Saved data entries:
[start]
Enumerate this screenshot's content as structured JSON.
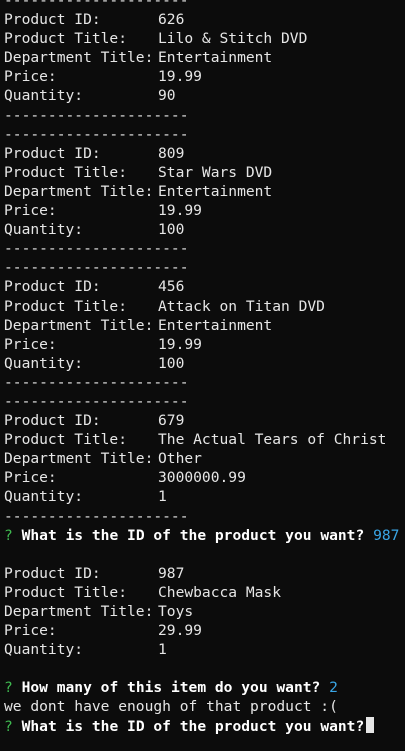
{
  "separator": "---------------------",
  "labels": {
    "id": "Product ID:",
    "title": "Product Title:",
    "department": "Department Title:",
    "price": "Price:",
    "quantity": "Quantity:"
  },
  "products": [
    {
      "id": "626",
      "title": "Lilo & Stitch DVD",
      "department": "Entertainment",
      "price": "19.99",
      "quantity": "90"
    },
    {
      "id": "809",
      "title": "Star Wars DVD",
      "department": "Entertainment",
      "price": "19.99",
      "quantity": "100"
    },
    {
      "id": "456",
      "title": "Attack on Titan DVD",
      "department": "Entertainment",
      "price": "19.99",
      "quantity": "100"
    },
    {
      "id": "679",
      "title": "The Actual Tears of Christ",
      "department": "Other",
      "price": "3000000.99",
      "quantity": "1"
    }
  ],
  "prompt1": {
    "mark": "?",
    "question": "What is the ID of the product you want?",
    "answer": "987"
  },
  "selected": {
    "id": "987",
    "title": "Chewbacca Mask",
    "department": "Toys",
    "price": "29.99",
    "quantity": "1"
  },
  "prompt2": {
    "mark": "?",
    "question": "How many of this item do you want?",
    "answer": "2"
  },
  "message": "we dont have enough of that product :(",
  "prompt3": {
    "mark": "?",
    "question": "What is the ID of the product you want?"
  }
}
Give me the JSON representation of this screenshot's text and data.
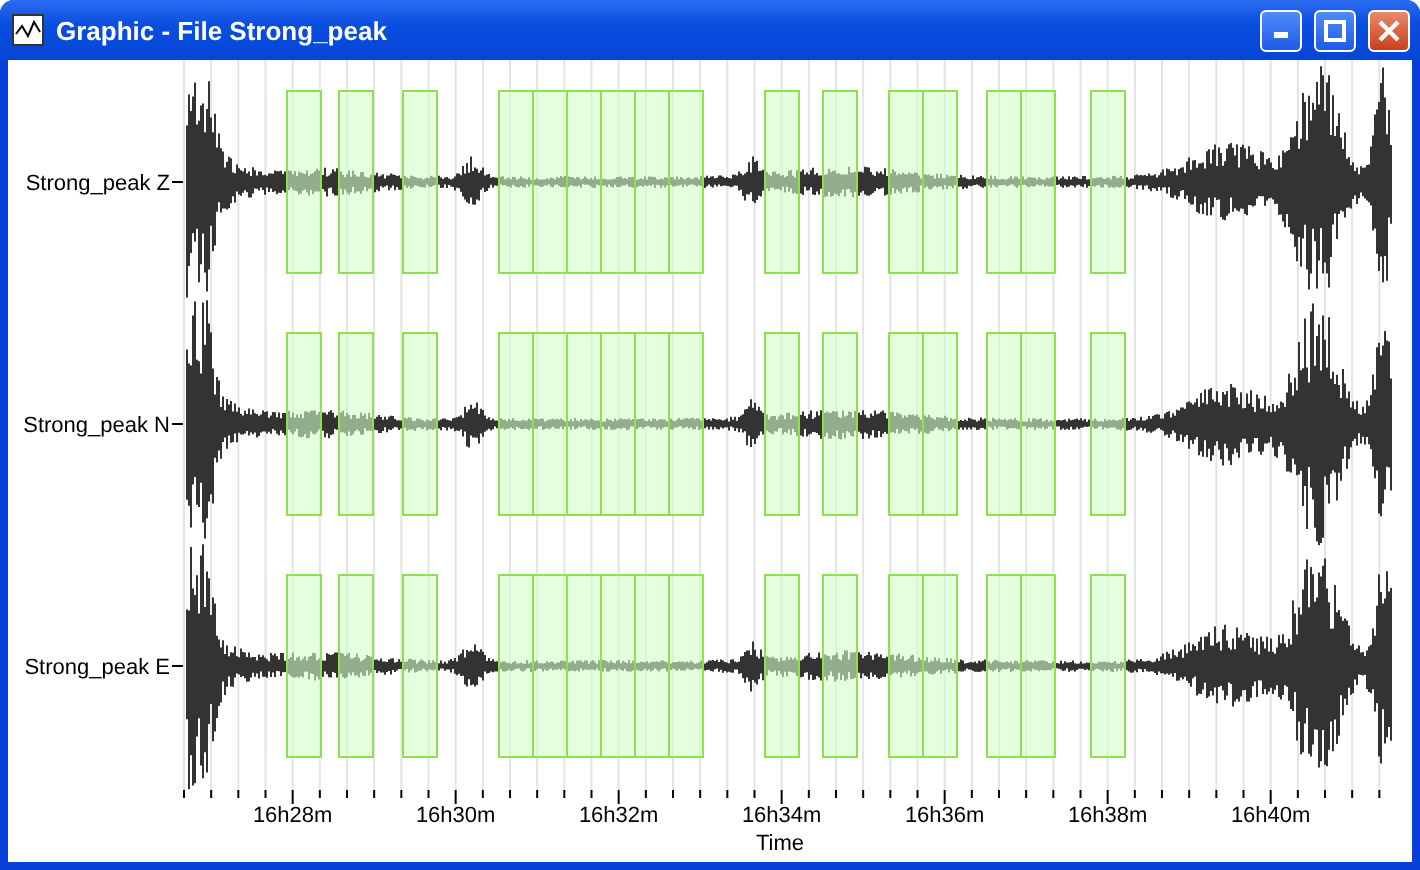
[end]
» Your objective
Omit every picture while copying the listing above exactly.

» The response
Enumerate this screenshot's content as structured JSON.
{
  "separator": "---------------------",
  "labels": {
    "id": "Product ID:",
    "title": "Product Title:",
    "department": "Department Title:",
    "price": "Price:",
    "quantity": "Quantity:"
  },
  "products": [
    {
      "id": "626",
      "title": "Lilo & Stitch DVD",
      "department": "Entertainment",
      "price": "19.99",
      "quantity": "90"
    },
    {
      "id": "809",
      "title": "Star Wars DVD",
      "department": "Entertainment",
      "price": "19.99",
      "quantity": "100"
    },
    {
      "id": "456",
      "title": "Attack on Titan DVD",
      "department": "Entertainment",
      "price": "19.99",
      "quantity": "100"
    },
    {
      "id": "679",
      "title": "The Actual Tears of Christ",
      "department": "Other",
      "price": "3000000.99",
      "quantity": "1"
    }
  ],
  "prompt1": {
    "mark": "?",
    "question": "What is the ID of the product you want?",
    "answer": "987"
  },
  "selected": {
    "id": "987",
    "title": "Chewbacca Mask",
    "department": "Toys",
    "price": "29.99",
    "quantity": "1"
  },
  "prompt2": {
    "mark": "?",
    "question": "How many of this item do you want?",
    "answer": "2"
  },
  "message": "we dont have enough of that product :(",
  "prompt3": {
    "mark": "?",
    "question": "What is the ID of the product you want?"
  }
}
Give me the JSON representation of this screenshot's text and data.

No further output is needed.